:: RECORDS TO USE

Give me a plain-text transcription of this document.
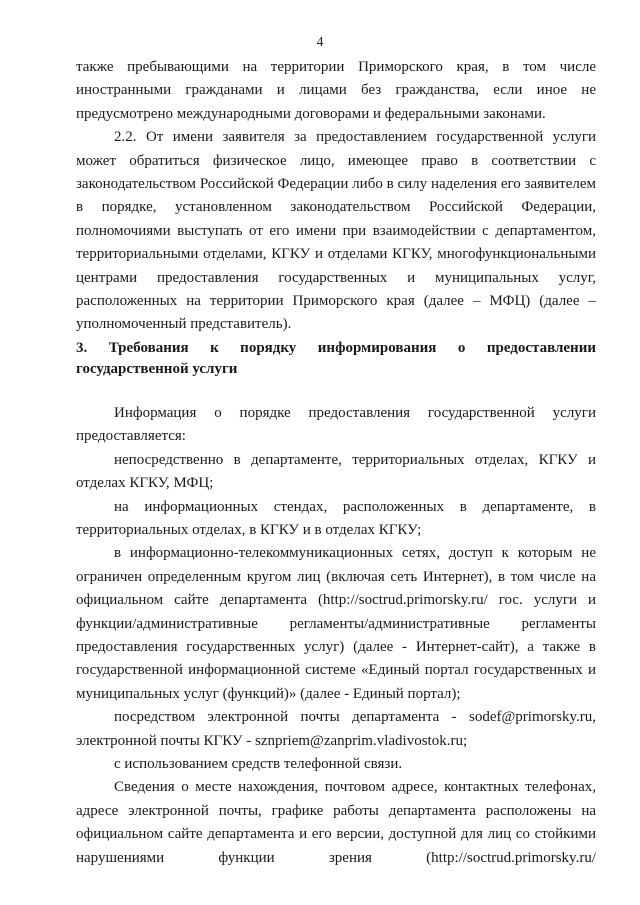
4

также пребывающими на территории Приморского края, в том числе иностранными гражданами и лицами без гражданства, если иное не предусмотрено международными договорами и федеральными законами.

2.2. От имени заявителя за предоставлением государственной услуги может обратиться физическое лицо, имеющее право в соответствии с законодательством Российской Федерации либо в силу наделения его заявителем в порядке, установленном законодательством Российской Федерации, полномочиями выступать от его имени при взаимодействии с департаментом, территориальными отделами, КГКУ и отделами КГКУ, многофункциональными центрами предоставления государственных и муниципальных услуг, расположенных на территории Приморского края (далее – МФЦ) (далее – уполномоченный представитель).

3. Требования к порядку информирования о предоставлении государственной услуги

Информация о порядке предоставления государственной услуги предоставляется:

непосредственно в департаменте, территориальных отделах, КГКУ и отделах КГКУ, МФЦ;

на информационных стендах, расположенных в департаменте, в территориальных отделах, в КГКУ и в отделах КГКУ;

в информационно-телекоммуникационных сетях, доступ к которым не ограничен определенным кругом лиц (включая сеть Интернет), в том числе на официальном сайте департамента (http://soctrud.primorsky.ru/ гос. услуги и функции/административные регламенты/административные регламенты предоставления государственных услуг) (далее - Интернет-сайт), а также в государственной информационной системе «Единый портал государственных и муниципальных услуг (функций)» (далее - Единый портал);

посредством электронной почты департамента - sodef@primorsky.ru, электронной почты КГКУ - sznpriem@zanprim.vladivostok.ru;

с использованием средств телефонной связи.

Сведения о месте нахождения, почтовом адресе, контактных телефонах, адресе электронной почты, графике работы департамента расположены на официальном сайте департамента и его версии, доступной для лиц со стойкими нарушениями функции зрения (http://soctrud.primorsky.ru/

::::
:: RECORDS TO USE

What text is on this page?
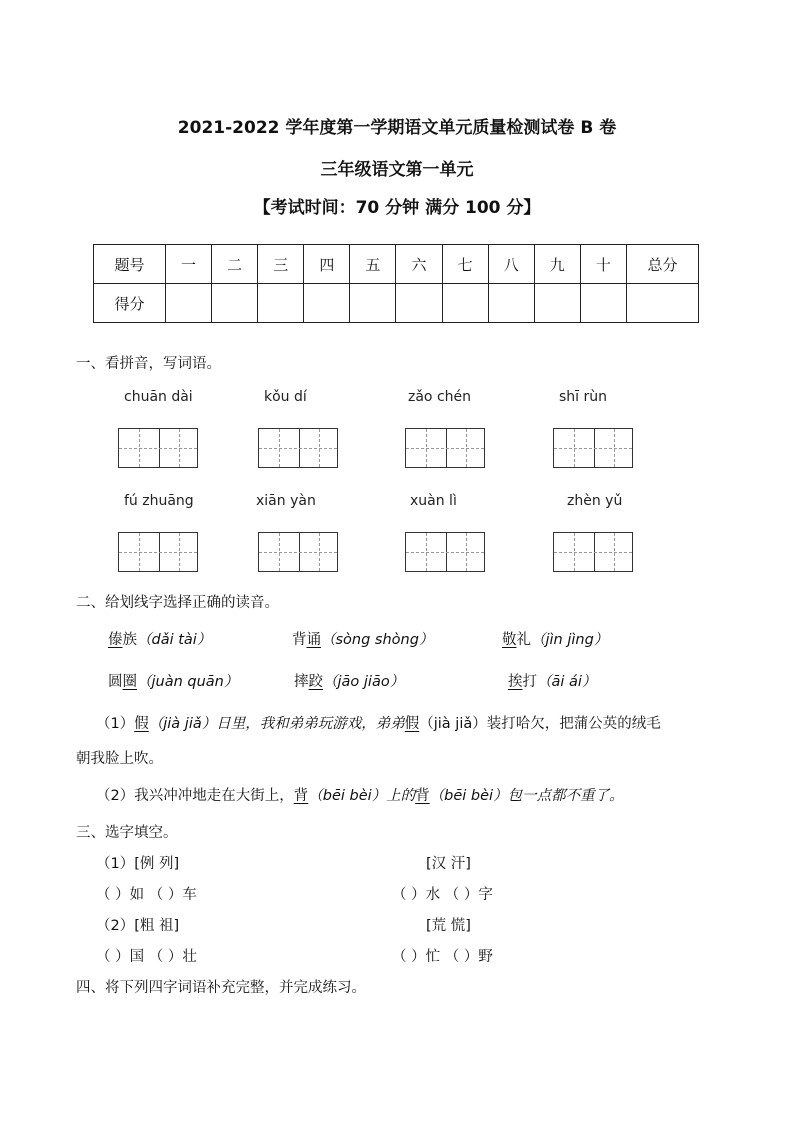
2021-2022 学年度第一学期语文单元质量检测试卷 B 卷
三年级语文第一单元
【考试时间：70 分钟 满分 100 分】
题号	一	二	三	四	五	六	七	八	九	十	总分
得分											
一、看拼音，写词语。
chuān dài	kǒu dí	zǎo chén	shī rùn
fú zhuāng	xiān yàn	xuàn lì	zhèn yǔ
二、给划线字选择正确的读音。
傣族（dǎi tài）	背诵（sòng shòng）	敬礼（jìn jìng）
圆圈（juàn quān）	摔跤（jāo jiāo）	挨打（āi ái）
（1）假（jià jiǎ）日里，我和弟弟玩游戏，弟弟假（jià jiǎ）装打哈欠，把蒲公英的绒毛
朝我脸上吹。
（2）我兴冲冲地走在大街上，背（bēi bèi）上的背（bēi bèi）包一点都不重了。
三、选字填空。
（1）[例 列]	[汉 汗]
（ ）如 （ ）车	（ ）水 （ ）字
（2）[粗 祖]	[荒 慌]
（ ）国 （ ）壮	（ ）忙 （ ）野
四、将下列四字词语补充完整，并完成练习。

::::

* EXERCISE DETAILS
Pull every line containing "территориальных" out of the data above.

* CORRECT ANSWER
непосредственно в департаменте, территориальных отделах, КГКУ и отделах КГКУ, МФЦ;
на информационных стендах, расположенных в департаменте, в территориальных отделах, в КГКУ и в отделах КГКУ;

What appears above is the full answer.